__Task to carry out__: How many lines in the entries below contain "Tämä"? Answer with the number only.
:: Dataset ::
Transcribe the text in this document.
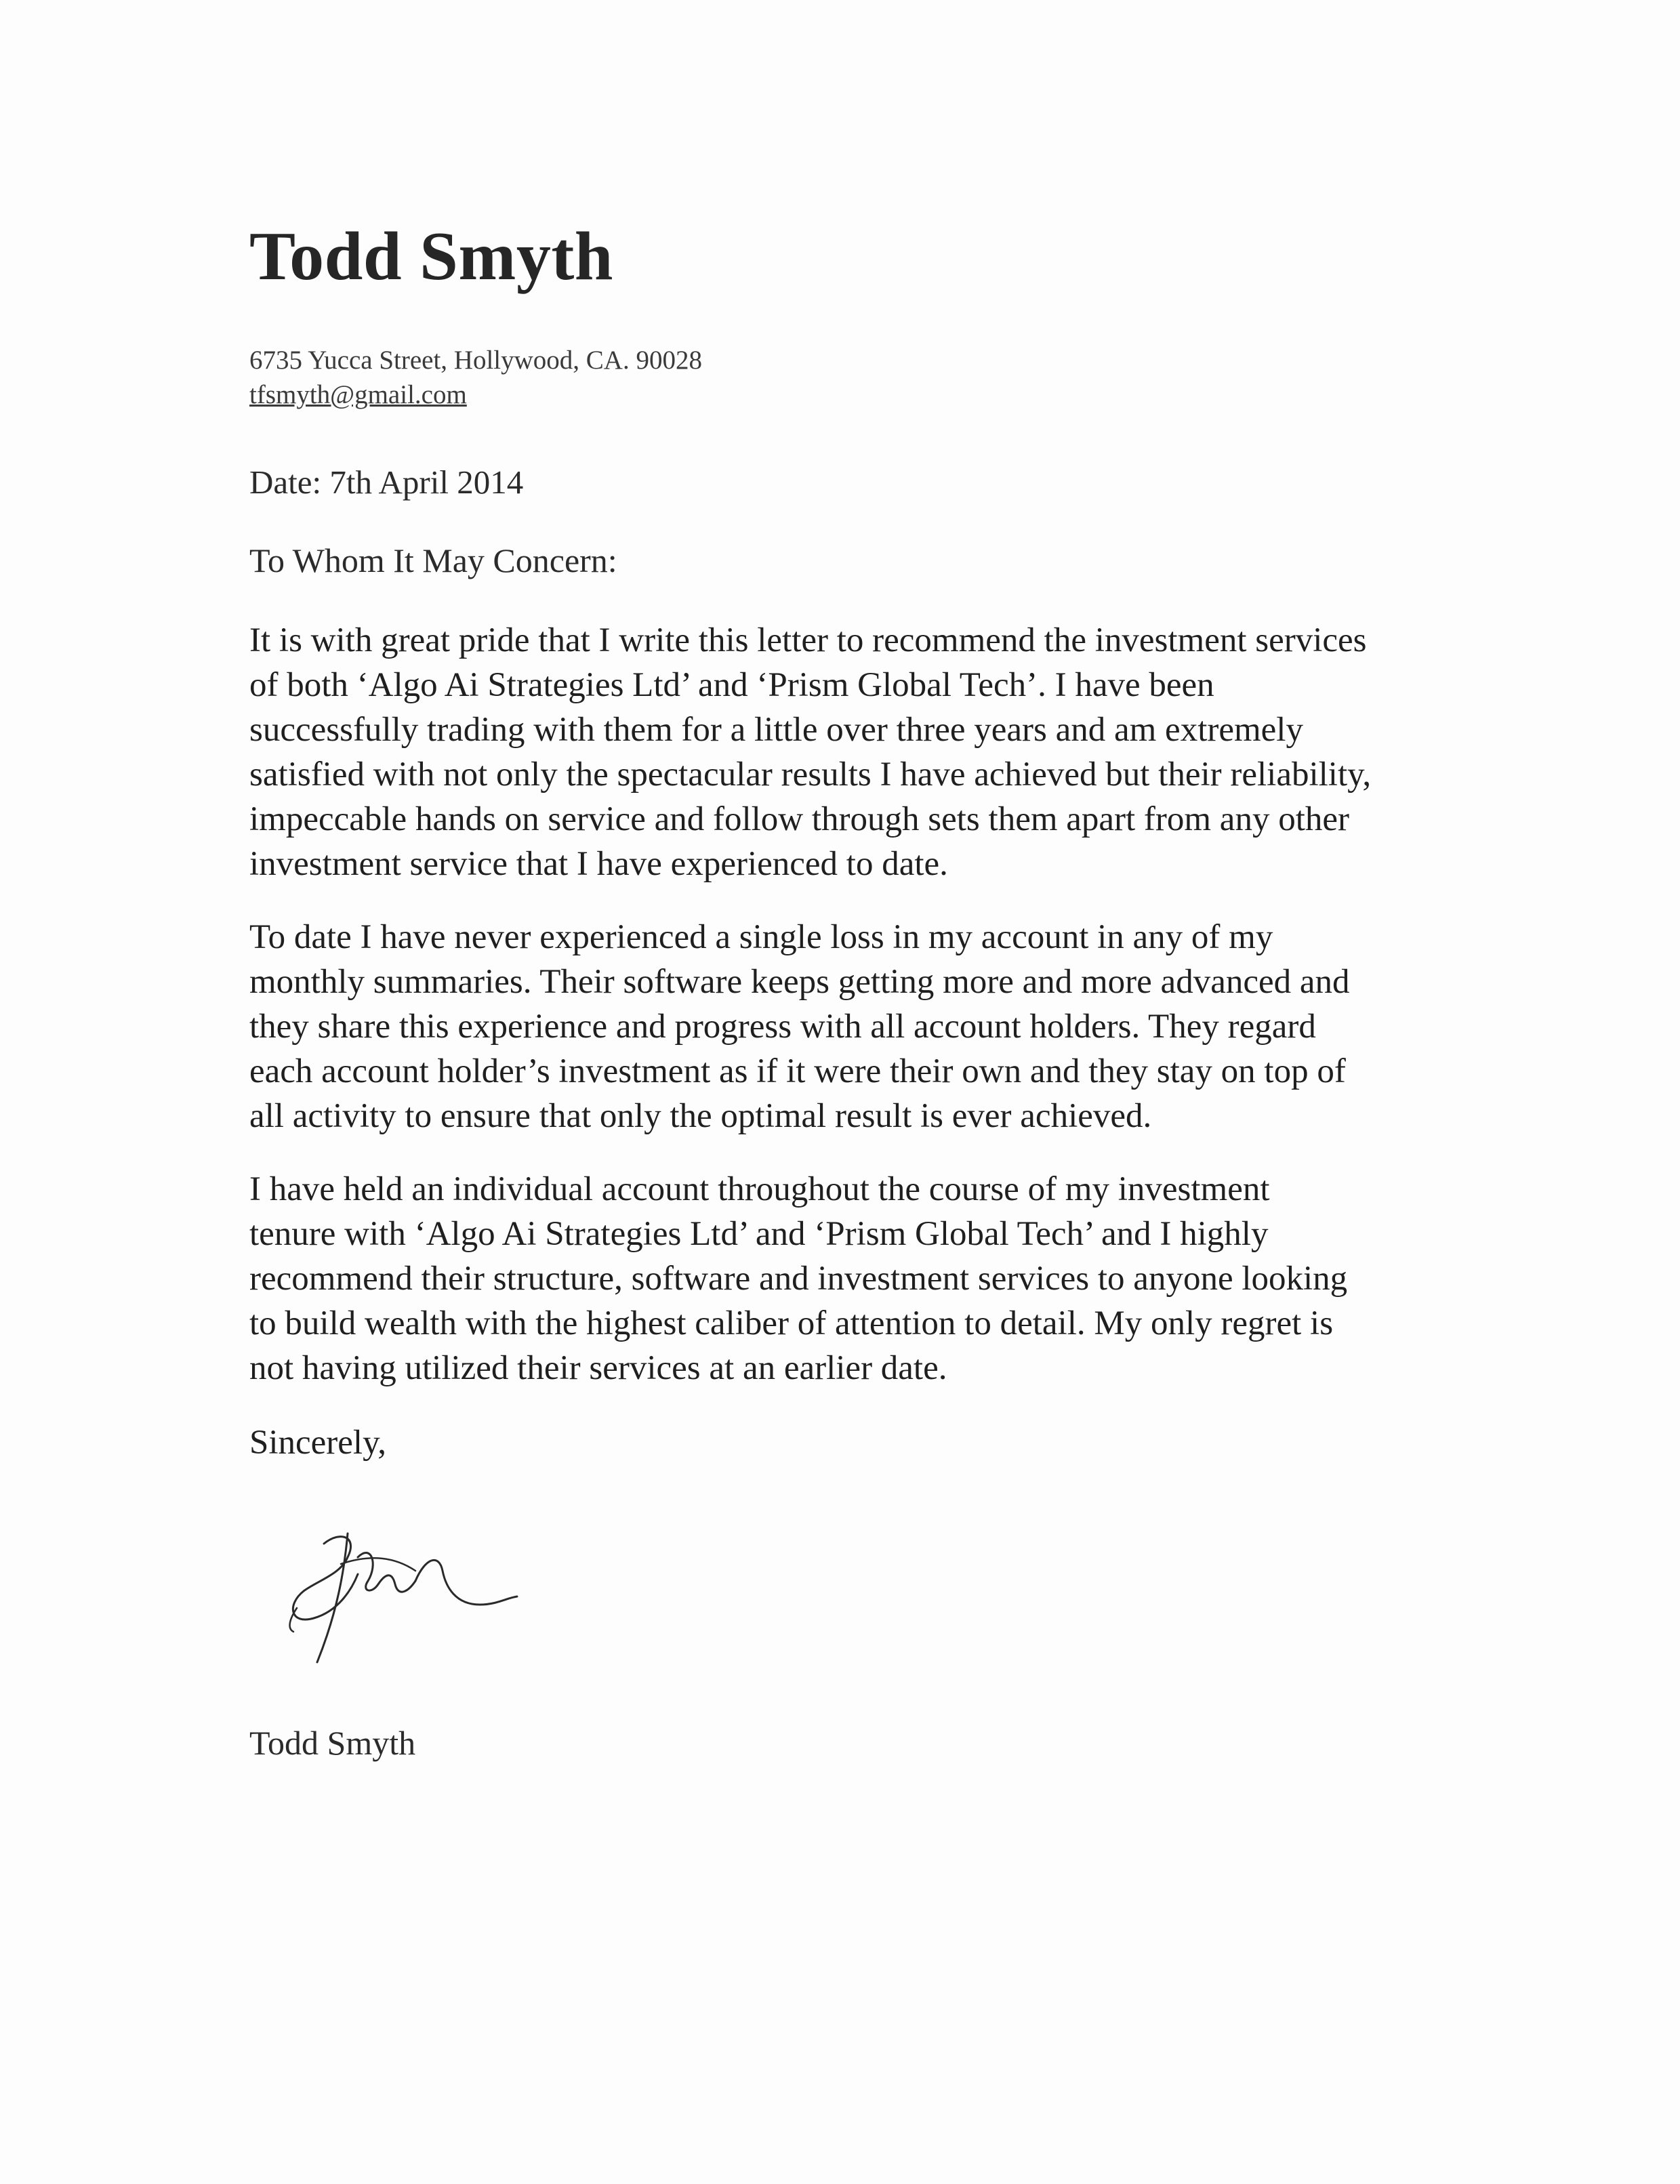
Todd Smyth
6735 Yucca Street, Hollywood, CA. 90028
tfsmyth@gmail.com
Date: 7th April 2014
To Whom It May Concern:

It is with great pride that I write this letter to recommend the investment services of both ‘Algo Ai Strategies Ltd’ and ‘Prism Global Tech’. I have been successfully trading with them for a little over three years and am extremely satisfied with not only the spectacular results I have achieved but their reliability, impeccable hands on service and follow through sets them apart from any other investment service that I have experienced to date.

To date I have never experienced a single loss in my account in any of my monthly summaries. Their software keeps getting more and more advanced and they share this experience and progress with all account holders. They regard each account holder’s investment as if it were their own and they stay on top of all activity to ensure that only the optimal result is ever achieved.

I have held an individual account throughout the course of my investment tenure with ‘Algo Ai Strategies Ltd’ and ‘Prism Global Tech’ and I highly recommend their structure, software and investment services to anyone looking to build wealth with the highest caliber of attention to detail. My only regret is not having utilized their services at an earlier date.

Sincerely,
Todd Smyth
:::
:: Dataset ::
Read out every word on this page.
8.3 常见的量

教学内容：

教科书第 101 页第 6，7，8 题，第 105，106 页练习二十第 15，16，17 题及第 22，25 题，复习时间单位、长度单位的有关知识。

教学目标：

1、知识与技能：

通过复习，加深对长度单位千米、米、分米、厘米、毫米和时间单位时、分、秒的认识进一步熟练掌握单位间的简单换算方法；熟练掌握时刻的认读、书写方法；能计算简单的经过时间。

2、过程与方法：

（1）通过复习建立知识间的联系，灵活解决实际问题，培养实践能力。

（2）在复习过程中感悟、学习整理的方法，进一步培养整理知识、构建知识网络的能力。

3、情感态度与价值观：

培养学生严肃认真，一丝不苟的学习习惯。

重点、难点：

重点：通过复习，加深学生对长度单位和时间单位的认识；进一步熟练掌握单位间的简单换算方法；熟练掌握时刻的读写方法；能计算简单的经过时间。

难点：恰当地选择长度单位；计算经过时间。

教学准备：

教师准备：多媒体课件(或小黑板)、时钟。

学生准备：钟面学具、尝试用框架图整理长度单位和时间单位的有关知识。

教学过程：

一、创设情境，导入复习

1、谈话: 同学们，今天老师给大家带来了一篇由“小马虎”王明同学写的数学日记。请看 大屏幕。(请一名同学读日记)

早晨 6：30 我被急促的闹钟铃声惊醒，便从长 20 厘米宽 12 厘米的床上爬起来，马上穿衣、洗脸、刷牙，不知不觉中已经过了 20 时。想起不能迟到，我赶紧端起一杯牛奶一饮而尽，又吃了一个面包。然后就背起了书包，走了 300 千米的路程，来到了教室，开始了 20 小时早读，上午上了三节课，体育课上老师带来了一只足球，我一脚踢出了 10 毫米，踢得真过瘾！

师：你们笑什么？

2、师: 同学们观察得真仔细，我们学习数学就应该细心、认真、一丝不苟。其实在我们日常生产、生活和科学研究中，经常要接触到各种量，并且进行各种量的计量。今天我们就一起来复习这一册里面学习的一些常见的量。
:::
:: Dataset ::
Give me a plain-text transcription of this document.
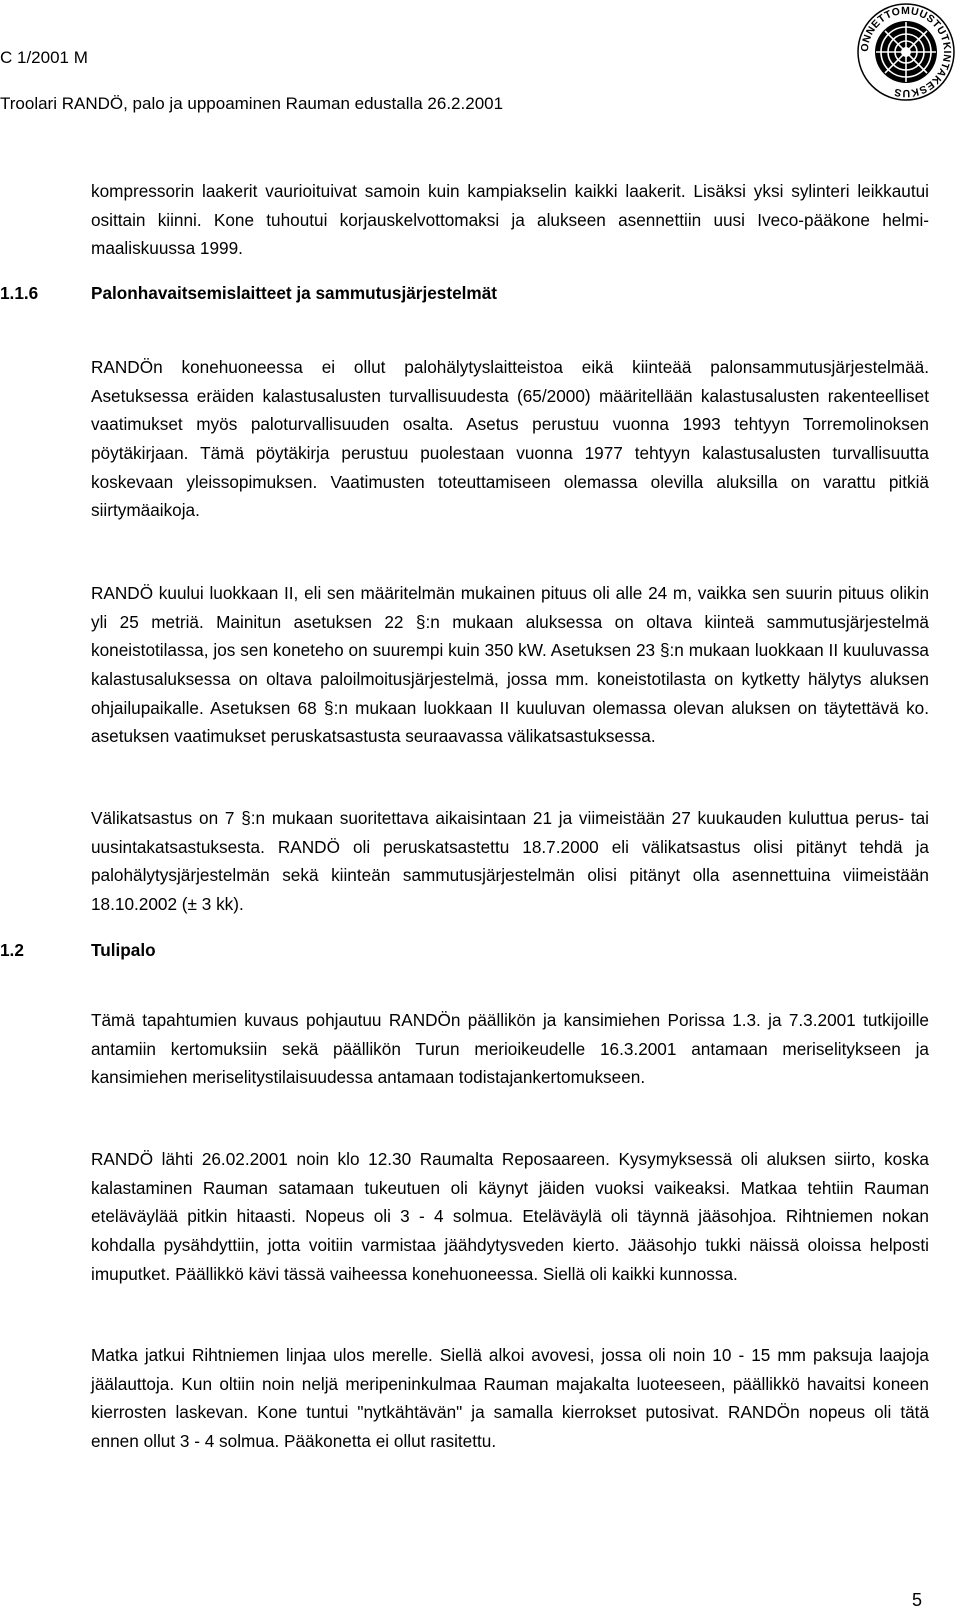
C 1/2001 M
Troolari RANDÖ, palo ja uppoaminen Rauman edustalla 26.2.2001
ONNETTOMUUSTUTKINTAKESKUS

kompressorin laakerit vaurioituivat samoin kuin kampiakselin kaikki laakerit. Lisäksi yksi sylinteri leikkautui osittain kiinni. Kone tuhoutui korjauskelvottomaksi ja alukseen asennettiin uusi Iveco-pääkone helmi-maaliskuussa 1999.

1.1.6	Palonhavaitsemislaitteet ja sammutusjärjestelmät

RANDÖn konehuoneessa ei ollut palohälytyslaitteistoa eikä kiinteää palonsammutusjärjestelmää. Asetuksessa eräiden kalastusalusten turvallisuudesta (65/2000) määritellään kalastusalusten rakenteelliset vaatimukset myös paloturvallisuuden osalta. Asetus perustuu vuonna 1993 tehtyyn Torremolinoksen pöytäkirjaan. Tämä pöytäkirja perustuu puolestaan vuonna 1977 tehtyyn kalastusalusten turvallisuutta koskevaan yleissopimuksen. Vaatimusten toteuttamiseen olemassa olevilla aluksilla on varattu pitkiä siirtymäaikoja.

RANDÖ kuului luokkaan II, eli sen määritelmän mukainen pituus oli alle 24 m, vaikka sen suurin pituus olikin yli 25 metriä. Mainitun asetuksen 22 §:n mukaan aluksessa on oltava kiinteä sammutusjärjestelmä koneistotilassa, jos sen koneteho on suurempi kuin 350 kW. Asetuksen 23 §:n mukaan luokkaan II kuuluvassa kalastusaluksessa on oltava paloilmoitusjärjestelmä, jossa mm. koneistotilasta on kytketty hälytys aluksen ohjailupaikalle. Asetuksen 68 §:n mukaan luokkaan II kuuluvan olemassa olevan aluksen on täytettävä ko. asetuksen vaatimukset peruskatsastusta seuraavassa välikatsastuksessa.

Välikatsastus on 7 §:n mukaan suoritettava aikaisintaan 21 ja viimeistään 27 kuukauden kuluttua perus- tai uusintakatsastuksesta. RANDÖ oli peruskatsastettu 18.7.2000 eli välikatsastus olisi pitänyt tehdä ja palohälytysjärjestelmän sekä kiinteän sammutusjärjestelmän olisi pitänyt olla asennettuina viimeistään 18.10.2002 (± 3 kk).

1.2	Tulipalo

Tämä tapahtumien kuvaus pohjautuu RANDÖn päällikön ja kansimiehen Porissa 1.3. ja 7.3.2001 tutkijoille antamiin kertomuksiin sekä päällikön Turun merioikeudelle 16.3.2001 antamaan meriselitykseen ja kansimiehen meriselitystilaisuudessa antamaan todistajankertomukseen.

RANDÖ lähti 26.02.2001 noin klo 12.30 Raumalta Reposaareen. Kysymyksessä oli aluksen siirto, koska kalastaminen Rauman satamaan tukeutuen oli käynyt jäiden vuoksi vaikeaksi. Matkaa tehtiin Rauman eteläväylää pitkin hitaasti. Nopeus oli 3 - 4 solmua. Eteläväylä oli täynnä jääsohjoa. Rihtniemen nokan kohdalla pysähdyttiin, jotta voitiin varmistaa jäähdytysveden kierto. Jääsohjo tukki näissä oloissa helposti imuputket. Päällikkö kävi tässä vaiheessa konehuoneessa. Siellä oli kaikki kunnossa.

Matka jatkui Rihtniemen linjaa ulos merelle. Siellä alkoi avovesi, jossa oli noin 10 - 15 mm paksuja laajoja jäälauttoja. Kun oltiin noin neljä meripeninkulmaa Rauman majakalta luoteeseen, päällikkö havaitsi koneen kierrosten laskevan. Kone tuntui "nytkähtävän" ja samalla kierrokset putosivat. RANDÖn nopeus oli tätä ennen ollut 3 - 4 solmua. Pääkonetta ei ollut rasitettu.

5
:::
__Output for this task__: 2